WHAT IS NEEDED
Everything in the listing should be restated word for word.
[start]
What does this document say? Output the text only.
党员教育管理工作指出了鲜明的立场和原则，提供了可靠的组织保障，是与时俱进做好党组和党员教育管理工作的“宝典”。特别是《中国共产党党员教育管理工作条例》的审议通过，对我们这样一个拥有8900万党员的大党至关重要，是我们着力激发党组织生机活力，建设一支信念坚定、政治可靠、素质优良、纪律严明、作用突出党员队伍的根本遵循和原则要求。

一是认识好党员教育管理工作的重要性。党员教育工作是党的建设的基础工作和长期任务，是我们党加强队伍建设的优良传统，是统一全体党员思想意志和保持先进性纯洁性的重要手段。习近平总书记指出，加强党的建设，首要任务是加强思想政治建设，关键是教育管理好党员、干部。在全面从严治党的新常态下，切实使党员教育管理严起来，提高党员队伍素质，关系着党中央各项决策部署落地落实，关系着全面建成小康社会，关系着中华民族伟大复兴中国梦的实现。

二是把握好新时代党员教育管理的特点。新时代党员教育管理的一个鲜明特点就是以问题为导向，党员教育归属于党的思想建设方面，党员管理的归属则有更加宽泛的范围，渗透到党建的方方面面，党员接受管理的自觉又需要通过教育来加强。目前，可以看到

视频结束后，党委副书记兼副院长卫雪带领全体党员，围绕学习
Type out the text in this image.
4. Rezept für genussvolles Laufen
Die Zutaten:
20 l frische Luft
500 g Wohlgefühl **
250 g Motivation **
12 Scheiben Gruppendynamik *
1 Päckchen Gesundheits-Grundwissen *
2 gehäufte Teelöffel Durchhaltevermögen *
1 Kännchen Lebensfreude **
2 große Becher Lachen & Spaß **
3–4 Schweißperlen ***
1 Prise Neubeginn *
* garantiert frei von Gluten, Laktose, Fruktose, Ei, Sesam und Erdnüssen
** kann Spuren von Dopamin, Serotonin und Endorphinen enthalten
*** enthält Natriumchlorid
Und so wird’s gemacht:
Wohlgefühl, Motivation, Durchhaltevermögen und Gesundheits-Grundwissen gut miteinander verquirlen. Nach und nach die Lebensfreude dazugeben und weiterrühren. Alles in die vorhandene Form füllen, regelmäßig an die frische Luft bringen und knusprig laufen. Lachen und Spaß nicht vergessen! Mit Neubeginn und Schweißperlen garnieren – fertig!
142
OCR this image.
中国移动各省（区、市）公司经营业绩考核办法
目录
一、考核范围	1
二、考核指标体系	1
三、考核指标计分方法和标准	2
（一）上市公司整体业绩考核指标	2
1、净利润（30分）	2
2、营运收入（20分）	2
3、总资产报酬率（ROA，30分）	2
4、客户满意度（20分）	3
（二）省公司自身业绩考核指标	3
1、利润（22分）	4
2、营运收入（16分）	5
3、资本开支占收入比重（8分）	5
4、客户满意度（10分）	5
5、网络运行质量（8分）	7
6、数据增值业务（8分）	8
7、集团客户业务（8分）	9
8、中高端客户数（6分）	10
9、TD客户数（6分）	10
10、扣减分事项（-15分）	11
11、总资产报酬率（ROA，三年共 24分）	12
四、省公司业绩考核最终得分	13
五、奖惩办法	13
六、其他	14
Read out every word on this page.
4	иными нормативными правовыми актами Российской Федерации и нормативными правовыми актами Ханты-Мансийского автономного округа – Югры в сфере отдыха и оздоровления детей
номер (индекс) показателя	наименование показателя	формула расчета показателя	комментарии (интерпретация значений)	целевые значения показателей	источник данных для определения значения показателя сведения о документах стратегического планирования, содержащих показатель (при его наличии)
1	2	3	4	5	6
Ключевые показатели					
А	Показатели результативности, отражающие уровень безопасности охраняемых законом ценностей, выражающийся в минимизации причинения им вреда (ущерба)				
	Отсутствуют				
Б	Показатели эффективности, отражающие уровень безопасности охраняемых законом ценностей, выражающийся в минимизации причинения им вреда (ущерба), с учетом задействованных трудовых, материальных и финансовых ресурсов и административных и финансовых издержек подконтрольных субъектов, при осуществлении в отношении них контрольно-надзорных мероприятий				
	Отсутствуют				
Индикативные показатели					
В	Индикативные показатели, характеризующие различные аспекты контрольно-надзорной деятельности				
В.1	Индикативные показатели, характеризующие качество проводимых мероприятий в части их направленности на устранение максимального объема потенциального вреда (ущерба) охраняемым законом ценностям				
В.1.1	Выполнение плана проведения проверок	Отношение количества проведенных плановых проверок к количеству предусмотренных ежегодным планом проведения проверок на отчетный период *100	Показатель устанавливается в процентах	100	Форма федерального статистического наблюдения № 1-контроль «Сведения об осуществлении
[end]
WRITTEN REPLY
What does this document say? Output the text only.
党员教育管理工作指出了鲜明的立场和原则，提供了可靠的组织保障，是与时俱进做好党组和党员教育管理工作的“宝典”。特别是《中国共产党党员教育管理工作条例》的审议通过，对我们这样一个拥有8900万党员的大党至关重要，是我们着力激发党组织生机活力，建设一支信念坚定、政治可靠、素质优良、纪律严明、作用突出党员队伍的根本遵循和原则要求。

一是认识好党员教育管理工作的重要性。党员教育工作是党的建设的基础工作和长期任务，是我们党加强队伍建设的优良传统，是统一全体党员思想意志和保持先进性纯洁性的重要手段。习近平总书记指出，加强党的建设，首要任务是加强思想政治建设，关键是教育管理好党员、干部。在全面从严治党的新常态下，切实使党员教育管理严起来，提高党员队伍素质，关系着党中央各项决策部署落地落实，关系着全面建成小康社会，关系着中华民族伟大复兴中国梦的实现。

二是把握好新时代党员教育管理的特点。新时代党员教育管理的一个鲜明特点就是以问题为导向，党员教育归属于党的思想建设方面，党员管理的归属则有更加宽泛的范围，渗透到党建的方方面面，党员接受管理的自觉又需要通过教育来加强。目前，可以看到

视频结束后，党委副书记兼副院长卫雪带领全体党员，围绕学习
Type out the text in this image.
4. Rezept für genussvolles Laufen
Die Zutaten:
20 l frische Luft
500 g Wohlgefühl **
250 g Motivation **
12 Scheiben Gruppendynamik *
1 Päckchen Gesundheits-Grundwissen *
2 gehäufte Teelöffel Durchhaltevermögen *
1 Kännchen Lebensfreude **
2 große Becher Lachen & Spaß **
3–4 Schweißperlen ***
1 Prise Neubeginn *
* garantiert frei von Gluten, Laktose, Fruktose, Ei, Sesam und Erdnüssen
** kann Spuren von Dopamin, Serotonin und Endorphinen enthalten
*** enthält Natriumchlorid
Und so wird’s gemacht:
Wohlgefühl, Motivation, Durchhaltevermögen und Gesundheits-Grundwissen gut miteinander verquirlen. Nach und nach die Lebensfreude dazugeben und weiterrühren. Alles in die vorhandene Form füllen, regelmäßig an die frische Luft bringen und knusprig laufen. Lachen und Spaß nicht vergessen! Mit Neubeginn und Schweißperlen garnieren – fertig!
142
OCR this image.
中国移动各省（区、市）公司经营业绩考核办法
目录
一、考核范围	1
二、考核指标体系	1
三、考核指标计分方法和标准	2
（一）上市公司整体业绩考核指标	2
1、净利润（30分）	2
2、营运收入（20分）	2
3、总资产报酬率（ROA，30分）	2
4、客户满意度（20分）	3
（二）省公司自身业绩考核指标	3
1、利润（22分）	4
2、营运收入（16分）	5
3、资本开支占收入比重（8分）	5
4、客户满意度（10分）	5
5、网络运行质量（8分）	7
6、数据增值业务（8分）	8
7、集团客户业务（8分）	9
8、中高端客户数（6分）	10
9、TD客户数（6分）	10
10、扣减分事项（-15分）	11
11、总资产报酬率（ROA，三年共 24分）	12
四、省公司业绩考核最终得分	13
五、奖惩办法	13
六、其他	14
Read out every word on this page.
4	иными нормативными правовыми актами Российской Федерации и нормативными правовыми актами Ханты-Мансийского автономного округа – Югры в сфере отдыха и оздоровления детей
номер (индекс) показателя	наименование показателя	формула расчета показателя	комментарии (интерпретация значений)	целевые значения показателей	источник данных для определения значения показателя сведения о документах стратегического планирования, содержащих показатель (при его наличии)
1	2	3	4	5	6
Ключевые показатели					
А	Показатели результативности, отражающие уровень безопасности охраняемых законом ценностей, выражающийся в минимизации причинения им вреда (ущерба)				
	Отсутствуют				
Б	Показатели эффективности, отражающие уровень безопасности охраняемых законом ценностей, выражающийся в минимизации причинения им вреда (ущерба), с учетом задействованных трудовых, материальных и финансовых ресурсов и административных и финансовых издержек подконтрольных субъектов, при осуществлении в отношении них контрольно-надзорных мероприятий				
	Отсутствуют				
Индикативные показатели					
В	Индикативные показатели, характеризующие различные аспекты контрольно-надзорной деятельности				
В.1	Индикативные показатели, характеризующие качество проводимых мероприятий в части их направленности на устранение максимального объема потенциального вреда (ущерба) охраняемым законом ценностям				
В.1.1	Выполнение плана проведения проверок	Отношение количества проведенных плановых проверок к количеству предусмотренных ежегодным планом проведения проверок на отчетный период *100	Показатель устанавливается в процентах	100	Форма федерального статистического наблюдения № 1-контроль «Сведения об осуществлении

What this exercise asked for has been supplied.